═════ Information given ═════
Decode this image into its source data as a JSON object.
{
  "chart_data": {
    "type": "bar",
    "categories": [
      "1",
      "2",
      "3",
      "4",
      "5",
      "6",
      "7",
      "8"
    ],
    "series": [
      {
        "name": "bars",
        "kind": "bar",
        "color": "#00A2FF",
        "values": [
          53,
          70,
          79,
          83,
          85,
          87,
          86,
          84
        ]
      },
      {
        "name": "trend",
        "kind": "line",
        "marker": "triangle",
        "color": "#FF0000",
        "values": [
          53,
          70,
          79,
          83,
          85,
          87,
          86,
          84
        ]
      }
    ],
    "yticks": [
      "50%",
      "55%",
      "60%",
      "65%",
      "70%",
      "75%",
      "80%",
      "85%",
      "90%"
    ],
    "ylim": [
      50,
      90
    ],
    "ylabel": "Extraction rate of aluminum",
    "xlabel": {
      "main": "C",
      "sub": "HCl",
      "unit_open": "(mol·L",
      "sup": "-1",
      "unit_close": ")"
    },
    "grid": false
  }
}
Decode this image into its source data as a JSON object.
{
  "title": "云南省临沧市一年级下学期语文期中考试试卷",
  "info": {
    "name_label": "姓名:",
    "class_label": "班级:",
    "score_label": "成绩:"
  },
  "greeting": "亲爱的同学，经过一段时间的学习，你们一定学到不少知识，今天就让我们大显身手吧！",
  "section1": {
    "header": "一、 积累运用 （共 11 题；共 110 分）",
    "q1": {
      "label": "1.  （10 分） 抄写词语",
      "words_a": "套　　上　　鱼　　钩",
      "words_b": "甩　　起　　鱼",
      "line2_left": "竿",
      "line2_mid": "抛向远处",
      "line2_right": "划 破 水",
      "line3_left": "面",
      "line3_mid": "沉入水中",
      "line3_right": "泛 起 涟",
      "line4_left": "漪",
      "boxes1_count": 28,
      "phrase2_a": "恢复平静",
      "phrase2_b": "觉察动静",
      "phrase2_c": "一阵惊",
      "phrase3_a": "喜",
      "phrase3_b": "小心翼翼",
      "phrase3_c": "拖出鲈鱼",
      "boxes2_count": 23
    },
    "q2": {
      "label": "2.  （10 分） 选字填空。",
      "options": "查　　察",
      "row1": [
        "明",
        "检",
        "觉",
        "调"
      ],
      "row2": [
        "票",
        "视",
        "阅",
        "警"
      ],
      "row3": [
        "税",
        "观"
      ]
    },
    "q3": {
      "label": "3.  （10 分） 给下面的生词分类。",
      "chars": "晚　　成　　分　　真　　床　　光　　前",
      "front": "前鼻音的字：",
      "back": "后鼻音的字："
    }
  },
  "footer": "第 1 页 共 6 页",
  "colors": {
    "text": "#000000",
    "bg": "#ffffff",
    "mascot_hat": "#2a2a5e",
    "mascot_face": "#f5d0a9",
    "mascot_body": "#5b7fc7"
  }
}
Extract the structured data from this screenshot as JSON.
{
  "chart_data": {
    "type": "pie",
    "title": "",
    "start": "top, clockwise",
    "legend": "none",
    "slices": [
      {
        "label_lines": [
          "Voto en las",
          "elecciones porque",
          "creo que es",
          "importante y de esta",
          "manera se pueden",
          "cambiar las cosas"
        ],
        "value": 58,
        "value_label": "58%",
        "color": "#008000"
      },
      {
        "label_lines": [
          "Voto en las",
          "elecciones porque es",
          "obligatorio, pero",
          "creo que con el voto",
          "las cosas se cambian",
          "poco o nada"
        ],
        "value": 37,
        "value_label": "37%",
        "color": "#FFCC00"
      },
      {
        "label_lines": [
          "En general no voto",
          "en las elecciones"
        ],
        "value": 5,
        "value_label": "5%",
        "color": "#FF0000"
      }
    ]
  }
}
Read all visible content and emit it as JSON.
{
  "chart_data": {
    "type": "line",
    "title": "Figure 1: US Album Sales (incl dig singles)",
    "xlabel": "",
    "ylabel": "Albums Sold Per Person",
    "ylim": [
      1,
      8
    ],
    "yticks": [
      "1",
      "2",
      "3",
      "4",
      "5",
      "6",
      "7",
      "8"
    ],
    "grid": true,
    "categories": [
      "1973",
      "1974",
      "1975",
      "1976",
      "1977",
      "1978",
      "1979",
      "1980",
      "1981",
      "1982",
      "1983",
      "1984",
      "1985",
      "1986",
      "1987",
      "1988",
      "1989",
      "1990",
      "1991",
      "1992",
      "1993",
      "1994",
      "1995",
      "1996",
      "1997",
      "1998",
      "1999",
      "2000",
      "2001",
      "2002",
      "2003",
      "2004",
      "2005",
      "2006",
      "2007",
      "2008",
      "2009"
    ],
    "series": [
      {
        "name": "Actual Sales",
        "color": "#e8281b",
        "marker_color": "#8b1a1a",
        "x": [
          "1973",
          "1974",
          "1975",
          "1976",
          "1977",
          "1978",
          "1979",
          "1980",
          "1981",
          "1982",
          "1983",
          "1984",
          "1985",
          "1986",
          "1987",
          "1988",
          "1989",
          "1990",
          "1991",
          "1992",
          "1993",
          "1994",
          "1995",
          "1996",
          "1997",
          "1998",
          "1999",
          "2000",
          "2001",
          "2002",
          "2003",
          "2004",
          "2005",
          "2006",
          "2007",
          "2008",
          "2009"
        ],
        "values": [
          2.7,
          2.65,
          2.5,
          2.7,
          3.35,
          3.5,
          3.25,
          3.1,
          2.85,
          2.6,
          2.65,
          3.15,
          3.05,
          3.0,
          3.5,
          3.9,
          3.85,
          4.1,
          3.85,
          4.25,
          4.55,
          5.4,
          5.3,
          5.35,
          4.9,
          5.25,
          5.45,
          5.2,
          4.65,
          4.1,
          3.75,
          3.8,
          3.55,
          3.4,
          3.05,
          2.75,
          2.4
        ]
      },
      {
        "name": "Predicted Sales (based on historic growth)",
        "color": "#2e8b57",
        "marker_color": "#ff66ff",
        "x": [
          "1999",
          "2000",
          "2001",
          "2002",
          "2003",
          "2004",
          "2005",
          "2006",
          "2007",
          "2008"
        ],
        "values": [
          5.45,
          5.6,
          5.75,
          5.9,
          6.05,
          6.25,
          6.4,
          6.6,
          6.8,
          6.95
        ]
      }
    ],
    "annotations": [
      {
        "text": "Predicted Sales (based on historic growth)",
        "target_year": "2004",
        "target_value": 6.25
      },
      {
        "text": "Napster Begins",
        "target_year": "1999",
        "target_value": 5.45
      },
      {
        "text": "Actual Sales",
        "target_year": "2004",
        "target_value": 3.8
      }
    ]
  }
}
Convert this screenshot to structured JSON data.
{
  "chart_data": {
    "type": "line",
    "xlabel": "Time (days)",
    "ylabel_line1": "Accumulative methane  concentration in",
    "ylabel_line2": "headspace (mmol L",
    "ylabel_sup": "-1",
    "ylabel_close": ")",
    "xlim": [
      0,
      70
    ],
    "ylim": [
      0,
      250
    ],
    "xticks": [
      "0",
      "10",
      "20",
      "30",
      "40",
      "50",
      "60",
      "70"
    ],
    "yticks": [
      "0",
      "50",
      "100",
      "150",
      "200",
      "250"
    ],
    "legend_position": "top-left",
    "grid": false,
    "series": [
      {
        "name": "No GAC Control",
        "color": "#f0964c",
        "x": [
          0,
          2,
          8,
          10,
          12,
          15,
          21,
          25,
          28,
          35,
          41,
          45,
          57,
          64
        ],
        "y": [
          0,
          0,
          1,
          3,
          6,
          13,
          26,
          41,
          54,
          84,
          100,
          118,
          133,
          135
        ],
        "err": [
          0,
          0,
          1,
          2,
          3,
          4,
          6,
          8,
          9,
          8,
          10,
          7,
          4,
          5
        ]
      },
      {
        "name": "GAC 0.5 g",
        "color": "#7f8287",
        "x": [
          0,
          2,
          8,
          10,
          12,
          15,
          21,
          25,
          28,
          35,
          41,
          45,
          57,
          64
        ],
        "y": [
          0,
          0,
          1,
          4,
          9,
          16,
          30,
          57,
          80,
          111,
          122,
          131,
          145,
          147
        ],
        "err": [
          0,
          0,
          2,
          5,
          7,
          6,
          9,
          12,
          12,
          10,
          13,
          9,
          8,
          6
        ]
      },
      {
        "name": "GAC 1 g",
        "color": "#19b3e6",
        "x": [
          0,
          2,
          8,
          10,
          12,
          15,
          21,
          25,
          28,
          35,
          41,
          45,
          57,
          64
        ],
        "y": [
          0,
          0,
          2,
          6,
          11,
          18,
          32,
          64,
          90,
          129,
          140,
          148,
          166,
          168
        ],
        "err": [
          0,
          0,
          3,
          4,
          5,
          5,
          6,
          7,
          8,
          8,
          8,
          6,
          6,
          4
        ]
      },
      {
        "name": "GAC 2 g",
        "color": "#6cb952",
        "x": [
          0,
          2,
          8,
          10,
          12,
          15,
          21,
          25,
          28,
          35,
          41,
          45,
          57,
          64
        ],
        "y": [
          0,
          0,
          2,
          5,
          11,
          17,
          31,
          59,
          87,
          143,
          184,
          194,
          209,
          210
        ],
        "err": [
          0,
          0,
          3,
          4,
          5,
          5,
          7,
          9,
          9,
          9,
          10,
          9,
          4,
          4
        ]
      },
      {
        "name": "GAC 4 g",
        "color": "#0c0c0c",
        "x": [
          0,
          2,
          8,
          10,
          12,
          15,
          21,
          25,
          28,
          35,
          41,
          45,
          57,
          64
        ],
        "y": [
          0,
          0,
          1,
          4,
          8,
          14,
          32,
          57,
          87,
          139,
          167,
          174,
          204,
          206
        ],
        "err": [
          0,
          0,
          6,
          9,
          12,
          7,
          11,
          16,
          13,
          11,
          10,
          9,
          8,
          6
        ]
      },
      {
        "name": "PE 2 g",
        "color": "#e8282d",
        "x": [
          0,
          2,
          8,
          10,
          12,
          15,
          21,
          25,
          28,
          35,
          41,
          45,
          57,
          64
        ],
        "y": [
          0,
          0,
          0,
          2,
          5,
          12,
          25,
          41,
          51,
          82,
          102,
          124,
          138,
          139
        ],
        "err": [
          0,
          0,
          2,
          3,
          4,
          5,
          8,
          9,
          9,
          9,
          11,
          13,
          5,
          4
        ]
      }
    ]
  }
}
═════
- What you will do -
What is the number of lines holding the word "structured"? State it alone.

- Finished task -
2